■ **Set problem**
Give the data a second time, exactly and in full.

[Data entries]
====================

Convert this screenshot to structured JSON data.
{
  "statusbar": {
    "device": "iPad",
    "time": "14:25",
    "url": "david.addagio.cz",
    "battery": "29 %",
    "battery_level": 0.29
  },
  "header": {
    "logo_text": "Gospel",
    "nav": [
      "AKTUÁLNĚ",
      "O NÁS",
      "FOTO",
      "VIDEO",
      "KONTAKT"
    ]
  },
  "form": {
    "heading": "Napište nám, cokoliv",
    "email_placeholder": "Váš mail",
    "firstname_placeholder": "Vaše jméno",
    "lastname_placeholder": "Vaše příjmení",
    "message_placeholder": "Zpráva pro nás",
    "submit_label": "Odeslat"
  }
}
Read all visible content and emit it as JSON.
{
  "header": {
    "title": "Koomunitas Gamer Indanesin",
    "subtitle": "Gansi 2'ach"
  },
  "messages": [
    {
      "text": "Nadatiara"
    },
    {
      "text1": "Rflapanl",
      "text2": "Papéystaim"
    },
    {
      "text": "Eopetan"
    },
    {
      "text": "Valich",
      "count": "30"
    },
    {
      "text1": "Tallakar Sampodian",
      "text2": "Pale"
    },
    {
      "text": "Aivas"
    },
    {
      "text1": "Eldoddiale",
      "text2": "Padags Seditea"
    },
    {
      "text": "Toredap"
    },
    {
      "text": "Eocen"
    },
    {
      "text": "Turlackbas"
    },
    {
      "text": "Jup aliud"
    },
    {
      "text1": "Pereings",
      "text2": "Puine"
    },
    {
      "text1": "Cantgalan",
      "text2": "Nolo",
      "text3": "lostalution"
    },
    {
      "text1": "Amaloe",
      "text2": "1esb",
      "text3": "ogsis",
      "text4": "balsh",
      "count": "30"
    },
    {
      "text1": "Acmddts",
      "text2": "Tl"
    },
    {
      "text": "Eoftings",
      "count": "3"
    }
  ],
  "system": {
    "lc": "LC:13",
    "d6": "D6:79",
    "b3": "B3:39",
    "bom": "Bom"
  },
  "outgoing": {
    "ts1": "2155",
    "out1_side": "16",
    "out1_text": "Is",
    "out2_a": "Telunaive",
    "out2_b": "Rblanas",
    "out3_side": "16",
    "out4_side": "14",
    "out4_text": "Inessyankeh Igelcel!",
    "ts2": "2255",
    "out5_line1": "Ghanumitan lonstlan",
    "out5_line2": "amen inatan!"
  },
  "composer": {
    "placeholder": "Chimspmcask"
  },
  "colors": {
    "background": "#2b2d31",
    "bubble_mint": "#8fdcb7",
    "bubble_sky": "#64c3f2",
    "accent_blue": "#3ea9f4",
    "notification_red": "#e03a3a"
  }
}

====================

■ **Exercise solution**
Convert this screenshot to structured JSON data.
{
  "statusbar": {
    "device": "iPad",
    "time": "14:25",
    "url": "david.addagio.cz",
    "battery": "29 %",
    "battery_level": 0.29
  },
  "header": {
    "logo_text": "Gospel",
    "nav": [
      "AKTUÁLNĚ",
      "O NÁS",
      "FOTO",
      "VIDEO",
      "KONTAKT"
    ]
  },
  "form": {
    "heading": "Napište nám, cokoliv",
    "email_placeholder": "Váš mail",
    "firstname_placeholder": "Vaše jméno",
    "lastname_placeholder": "Vaše příjmení",
    "message_placeholder": "Zpráva pro nás",
    "submit_label": "Odeslat"
  }
}
Read all visible content and emit it as JSON.
{
  "header": {
    "title": "Koomunitas Gamer Indanesin",
    "subtitle": "Gansi 2'ach"
  },
  "messages": [
    {
      "text": "Nadatiara"
    },
    {
      "text1": "Rflapanl",
      "text2": "Papéystaim"
    },
    {
      "text": "Eopetan"
    },
    {
      "text": "Valich",
      "count": "30"
    },
    {
      "text1": "Tallakar Sampodian",
      "text2": "Pale"
    },
    {
      "text": "Aivas"
    },
    {
      "text1": "Eldoddiale",
      "text2": "Padags Seditea"
    },
    {
      "text": "Toredap"
    },
    {
      "text": "Eocen"
    },
    {
      "text": "Turlackbas"
    },
    {
      "text": "Jup aliud"
    },
    {
      "text1": "Pereings",
      "text2": "Puine"
    },
    {
      "text1": "Cantgalan",
      "text2": "Nolo",
      "text3": "lostalution"
    },
    {
      "text1": "Amaloe",
      "text2": "1esb",
      "text3": "ogsis",
      "text4": "balsh",
      "count": "30"
    },
    {
      "text1": "Acmddts",
      "text2": "Tl"
    },
    {
      "text": "Eoftings",
      "count": "3"
    }
  ],
  "system": {
    "lc": "LC:13",
    "d6": "D6:79",
    "b3": "B3:39",
    "bom": "Bom"
  },
  "outgoing": {
    "ts1": "2155",
    "out1_side": "16",
    "out1_text": "Is",
    "out2_a": "Telunaive",
    "out2_b": "Rblanas",
    "out3_side": "16",
    "out4_side": "14",
    "out4_text": "Inessyankeh Igelcel!",
    "ts2": "2255",
    "out5_line1": "Ghanumitan lonstlan",
    "out5_line2": "amen inatan!"
  },
  "composer": {
    "placeholder": "Chimspmcask"
  },
  "colors": {
    "background": "#2b2d31",
    "bubble_mint": "#8fdcb7",
    "bubble_sky": "#64c3f2",
    "accent_blue": "#3ea9f4",
    "notification_red": "#e03a3a"
  }
}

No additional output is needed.